- [Text section]:
____________________

# Uptons dogs Indianapolis



## venenoindy (Jul 19, 2011)

Does anybody has any feedback on this people?, I'm thinking about getting a puppy from them but can not find any reviews. 

Upton's Indianapolis Dog Training-Dog Boarding - and German Shepherds for sale| Dog Training prices|General Information


----------



## JakodaCD OA (May 14, 2000)

just from glancing quickly, it looks like they have alot of different breeds , like a broker maybe? since they say they can get other breeds. I see they offer small mixed breeds as well.

Not sure I'd be interested.


----------



## wildo (Jul 27, 2006)

If you're looking for an American Show Line GSD near Indy, then I'd recommend you contact Bonnie here: Home

She has really nice dogs, does well in the conformation ring, and I watch her dogs do agility every Thursday. If I wanted an ASL dog, she'd be high on my list.


----------



## venenoindy (Jul 19, 2011)

I'm looking for a pet quality (hope is the right term) dog, if you have any other places that I could look into any info would be appreciated thanks.


----------



## farnln (Nov 4, 2012)

*I have a nearly 8 month old pup from Mike Diehl in Indy*

This is my first GSD, so I don't have a lot of experience, but several here have dogs/pups from him. He is a nice guy and very helpful.
I couldn't be more please with my pup.


----------



## Galathiel (Nov 30, 2012)

Most breeders will have some pups that are not suitable for the show ring for various, minor reasons, but the pricing is fairly consistent for the whole litter. I don't know that I have necessarily seen any American "pet line" breeders that do health testing, etc.


----------



## Gwenhwyfair (Jul 27, 2010)

Since you aren't looking for specifics like a certain line or doing dog sports (agility, SchH and such) perhaps going the rescue route would be a good way to go?

There often are young, healthy, vetted German Shepherds that need a forever home at rescues and shelters.





venenoindy said:


> I'm looking for a pet quality (hope is the right term) dog, if you have any other places that I could look into any info would be appreciated thanks.


----------



## Gwenhwyfair (Jul 27, 2010)

Wow you've been looking for awhile. I see you posted first time looking at breeders back in July 2011.

____________________

- [Dataset extract]:
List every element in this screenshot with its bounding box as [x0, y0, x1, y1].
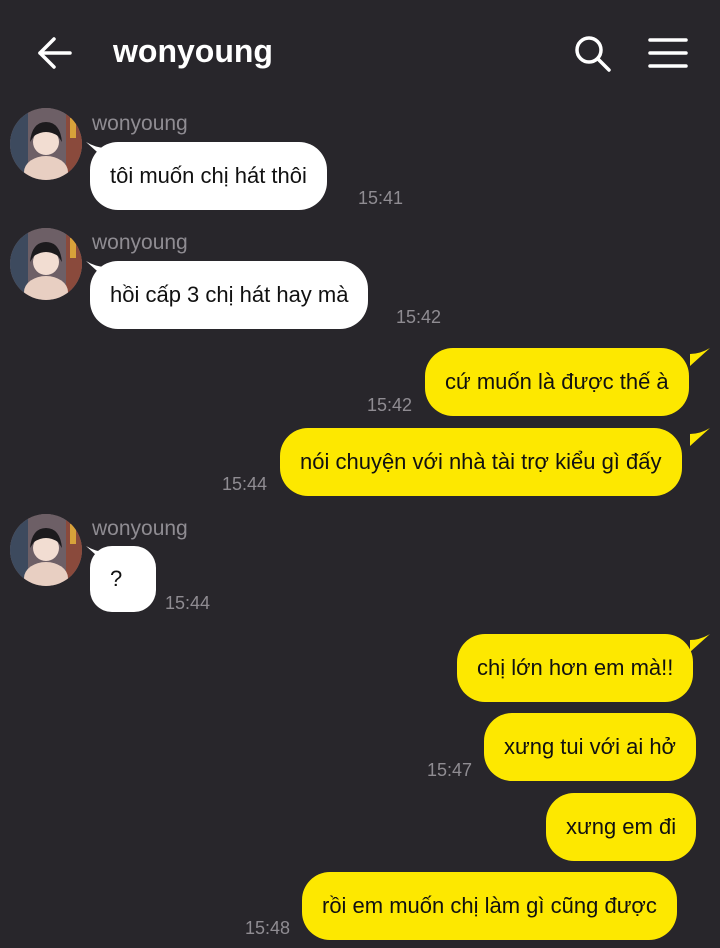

____________________

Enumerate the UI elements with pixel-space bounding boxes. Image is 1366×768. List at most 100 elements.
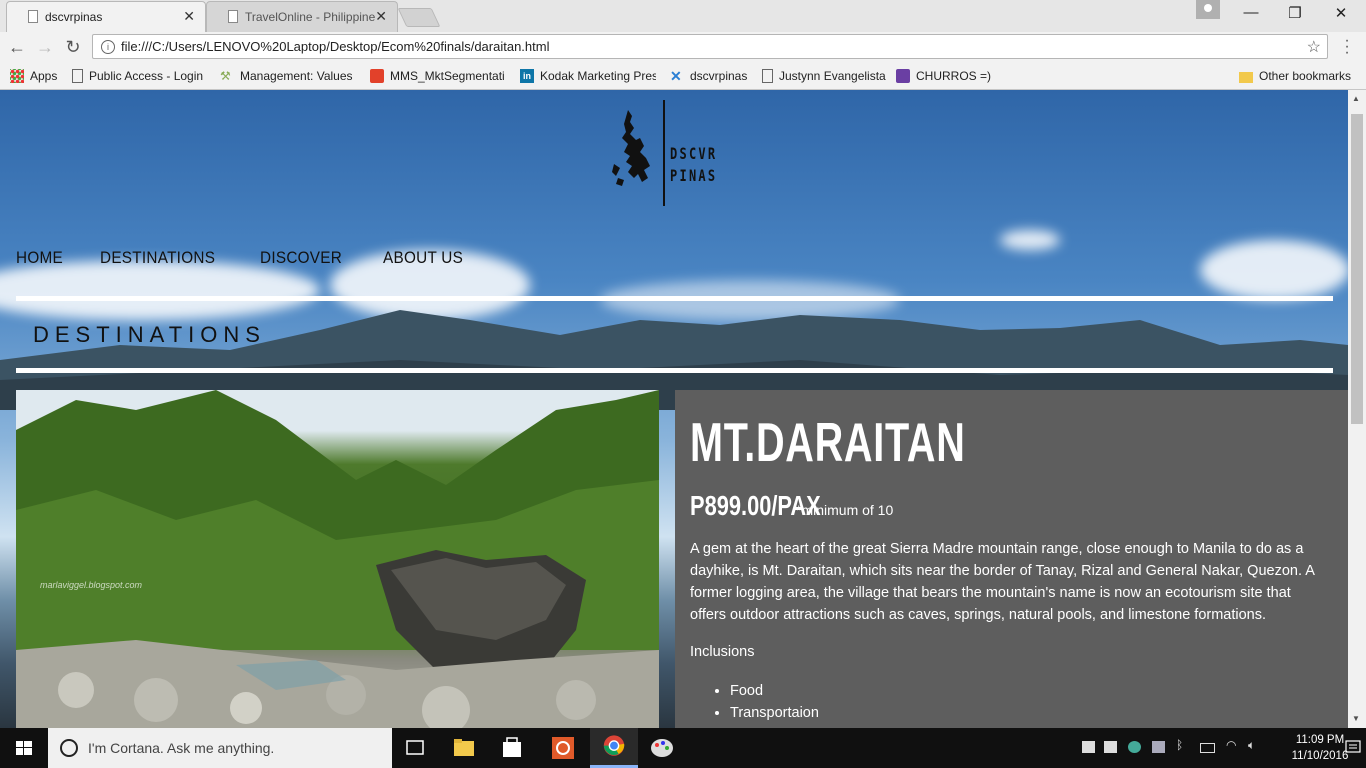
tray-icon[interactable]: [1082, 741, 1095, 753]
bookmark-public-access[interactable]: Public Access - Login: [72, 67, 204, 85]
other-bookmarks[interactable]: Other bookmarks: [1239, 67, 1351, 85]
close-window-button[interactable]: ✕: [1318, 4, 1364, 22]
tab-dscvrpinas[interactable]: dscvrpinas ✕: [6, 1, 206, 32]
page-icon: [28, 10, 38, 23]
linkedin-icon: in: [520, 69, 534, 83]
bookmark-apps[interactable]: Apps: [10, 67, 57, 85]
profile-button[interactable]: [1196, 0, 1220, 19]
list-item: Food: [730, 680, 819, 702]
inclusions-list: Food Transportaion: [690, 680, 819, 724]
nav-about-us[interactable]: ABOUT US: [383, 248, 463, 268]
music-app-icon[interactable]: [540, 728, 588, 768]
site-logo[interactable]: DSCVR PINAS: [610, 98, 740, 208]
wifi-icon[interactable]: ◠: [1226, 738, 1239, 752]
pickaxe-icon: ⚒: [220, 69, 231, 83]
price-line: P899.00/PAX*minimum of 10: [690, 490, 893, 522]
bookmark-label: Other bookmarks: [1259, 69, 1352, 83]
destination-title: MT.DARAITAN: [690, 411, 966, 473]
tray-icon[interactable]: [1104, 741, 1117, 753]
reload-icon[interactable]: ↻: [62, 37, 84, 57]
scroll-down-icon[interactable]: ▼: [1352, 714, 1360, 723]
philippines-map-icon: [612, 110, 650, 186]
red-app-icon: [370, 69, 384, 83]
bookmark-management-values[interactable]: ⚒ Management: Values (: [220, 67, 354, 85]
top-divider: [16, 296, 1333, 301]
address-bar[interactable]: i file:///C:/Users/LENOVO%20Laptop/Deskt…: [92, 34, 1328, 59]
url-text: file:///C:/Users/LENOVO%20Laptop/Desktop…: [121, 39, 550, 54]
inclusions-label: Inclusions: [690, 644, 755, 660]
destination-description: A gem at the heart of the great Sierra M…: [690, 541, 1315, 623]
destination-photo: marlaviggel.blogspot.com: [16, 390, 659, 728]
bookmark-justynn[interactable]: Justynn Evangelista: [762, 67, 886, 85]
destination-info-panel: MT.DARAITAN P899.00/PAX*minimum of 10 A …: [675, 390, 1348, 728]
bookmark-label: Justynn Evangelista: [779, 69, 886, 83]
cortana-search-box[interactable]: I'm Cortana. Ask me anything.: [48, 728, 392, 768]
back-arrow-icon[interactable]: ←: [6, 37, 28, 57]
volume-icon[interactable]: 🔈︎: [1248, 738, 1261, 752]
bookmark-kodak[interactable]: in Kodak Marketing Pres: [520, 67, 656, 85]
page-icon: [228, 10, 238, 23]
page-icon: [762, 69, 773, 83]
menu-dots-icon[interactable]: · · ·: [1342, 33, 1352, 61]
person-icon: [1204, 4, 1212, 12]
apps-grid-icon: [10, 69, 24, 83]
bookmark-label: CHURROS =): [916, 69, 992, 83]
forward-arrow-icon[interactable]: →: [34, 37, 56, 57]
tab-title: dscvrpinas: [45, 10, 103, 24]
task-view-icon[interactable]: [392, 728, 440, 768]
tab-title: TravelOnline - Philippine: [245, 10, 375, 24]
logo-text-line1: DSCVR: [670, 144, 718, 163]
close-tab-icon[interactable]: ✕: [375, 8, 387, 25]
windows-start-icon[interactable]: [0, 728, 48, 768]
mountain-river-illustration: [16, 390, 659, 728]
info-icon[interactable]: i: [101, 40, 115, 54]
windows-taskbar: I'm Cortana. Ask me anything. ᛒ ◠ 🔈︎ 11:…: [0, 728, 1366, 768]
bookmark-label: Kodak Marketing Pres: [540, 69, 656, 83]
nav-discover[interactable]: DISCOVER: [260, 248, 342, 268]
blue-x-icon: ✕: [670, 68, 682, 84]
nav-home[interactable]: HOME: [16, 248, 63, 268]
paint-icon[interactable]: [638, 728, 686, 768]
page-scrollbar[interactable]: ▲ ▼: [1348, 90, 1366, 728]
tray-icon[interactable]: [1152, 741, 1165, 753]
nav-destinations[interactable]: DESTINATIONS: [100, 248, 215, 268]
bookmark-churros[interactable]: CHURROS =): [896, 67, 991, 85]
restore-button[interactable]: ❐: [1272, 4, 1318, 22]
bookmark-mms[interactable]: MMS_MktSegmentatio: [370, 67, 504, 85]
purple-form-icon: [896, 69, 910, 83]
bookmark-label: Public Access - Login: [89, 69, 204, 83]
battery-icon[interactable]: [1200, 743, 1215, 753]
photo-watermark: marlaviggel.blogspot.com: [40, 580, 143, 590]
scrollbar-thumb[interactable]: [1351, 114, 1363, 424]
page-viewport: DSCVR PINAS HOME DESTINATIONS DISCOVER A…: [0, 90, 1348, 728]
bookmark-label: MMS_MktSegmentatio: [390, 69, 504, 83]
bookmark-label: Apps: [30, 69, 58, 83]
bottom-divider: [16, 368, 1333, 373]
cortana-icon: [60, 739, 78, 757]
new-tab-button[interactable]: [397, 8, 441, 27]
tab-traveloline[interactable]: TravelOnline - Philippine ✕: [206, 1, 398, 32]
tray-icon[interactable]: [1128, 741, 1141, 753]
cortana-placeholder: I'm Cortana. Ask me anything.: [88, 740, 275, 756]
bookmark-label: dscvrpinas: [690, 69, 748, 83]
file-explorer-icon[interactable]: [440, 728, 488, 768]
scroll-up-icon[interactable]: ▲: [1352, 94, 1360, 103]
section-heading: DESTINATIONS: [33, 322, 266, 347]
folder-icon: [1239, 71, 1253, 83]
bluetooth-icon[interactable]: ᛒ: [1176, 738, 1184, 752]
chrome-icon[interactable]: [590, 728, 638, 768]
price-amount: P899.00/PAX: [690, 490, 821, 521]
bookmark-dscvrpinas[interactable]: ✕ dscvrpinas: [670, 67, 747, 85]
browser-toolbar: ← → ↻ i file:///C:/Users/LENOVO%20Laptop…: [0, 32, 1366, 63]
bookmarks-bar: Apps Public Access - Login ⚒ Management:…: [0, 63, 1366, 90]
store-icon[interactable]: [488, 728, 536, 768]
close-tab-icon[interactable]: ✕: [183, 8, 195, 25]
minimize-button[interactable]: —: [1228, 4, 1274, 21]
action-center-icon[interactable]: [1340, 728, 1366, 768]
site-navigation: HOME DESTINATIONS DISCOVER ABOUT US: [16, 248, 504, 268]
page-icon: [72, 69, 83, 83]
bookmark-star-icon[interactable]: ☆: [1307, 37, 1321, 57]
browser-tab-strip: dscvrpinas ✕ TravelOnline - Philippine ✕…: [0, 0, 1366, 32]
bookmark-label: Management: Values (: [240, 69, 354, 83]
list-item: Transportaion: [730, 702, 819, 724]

____________________

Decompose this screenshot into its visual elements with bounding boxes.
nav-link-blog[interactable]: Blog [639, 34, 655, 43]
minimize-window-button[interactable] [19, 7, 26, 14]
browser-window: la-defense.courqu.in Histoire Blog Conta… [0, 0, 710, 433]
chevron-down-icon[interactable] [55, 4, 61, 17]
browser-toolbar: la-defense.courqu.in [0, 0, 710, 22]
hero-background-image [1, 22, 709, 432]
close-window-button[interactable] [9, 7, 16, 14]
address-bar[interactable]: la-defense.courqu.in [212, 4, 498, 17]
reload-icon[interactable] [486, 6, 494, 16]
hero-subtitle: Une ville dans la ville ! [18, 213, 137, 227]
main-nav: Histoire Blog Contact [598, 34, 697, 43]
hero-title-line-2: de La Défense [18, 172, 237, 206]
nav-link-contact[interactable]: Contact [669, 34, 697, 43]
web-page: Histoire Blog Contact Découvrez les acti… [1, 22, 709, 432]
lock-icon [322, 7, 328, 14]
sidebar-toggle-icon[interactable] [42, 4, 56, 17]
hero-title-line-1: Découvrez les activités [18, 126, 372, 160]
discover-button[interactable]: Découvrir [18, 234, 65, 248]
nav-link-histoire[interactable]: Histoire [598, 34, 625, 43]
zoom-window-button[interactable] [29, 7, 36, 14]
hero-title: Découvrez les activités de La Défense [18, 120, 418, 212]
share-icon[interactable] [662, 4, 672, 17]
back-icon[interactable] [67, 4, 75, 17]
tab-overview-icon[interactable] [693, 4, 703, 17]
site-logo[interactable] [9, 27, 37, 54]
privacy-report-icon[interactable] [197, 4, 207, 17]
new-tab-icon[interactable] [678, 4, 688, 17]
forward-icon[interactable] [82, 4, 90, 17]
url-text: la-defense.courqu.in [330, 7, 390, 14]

____________________

- [Description of the task]:
Continue the forum thread above about finding a German Shepherd puppy near Indianapolis, picking up right after its final sentence.

- [Task output]:
btw mods, what is this 'already pinged' with diehlsK9 web addy at the bottom of the reply box to this thread mean?

I didn't type the link in?


----------



## Castlemaid (Jun 29, 2006)

Gwenhwyfair said:


> Wow you've been looking for awhile. I see you posted first time looking at breeders back in July 2011.
> 
> btw mods, what is this 'already pinged' with diehlsK9 web addy at the bottom of the reply box to this thread mean?
> 
> I didn't type the link in?


This does not show up for me? Does anyone else see this?


----------



## Gwenhwyfair (Jul 27, 2010)

I've got a screen shot if you need it.


----------



## farnln (Nov 4, 2012)

I tried to link Diehl's site in my message and it didn't show up. Could that have cause it? I don't see it either.


----------



## venenoindy (Jul 19, 2011)

Gwenhwyfair said:


> Wow you've been looking for awhile. I see you posted first time looking at breeders back in July 2011.
> 
> btw mods, what is this 'already pinged' with diehlsK9 web addy at the bottom of the reply box to this thread mean?
> 
> I didn't type the link in?


I did found a really good dog back then but last minute my son was a little sick so had to put it off then, I'm starting to look again.


----------



## venenoindy (Jul 19, 2011)

Gwenhwyfair said:


> Since you aren't looking for specifics like a certain line or doing dog sports (agility, SchH and such) perhaps going the rescue route would be a good way to go?
> 
> There often are young, healthy, vetted German Shepherds that need a forever home at rescues and shelters.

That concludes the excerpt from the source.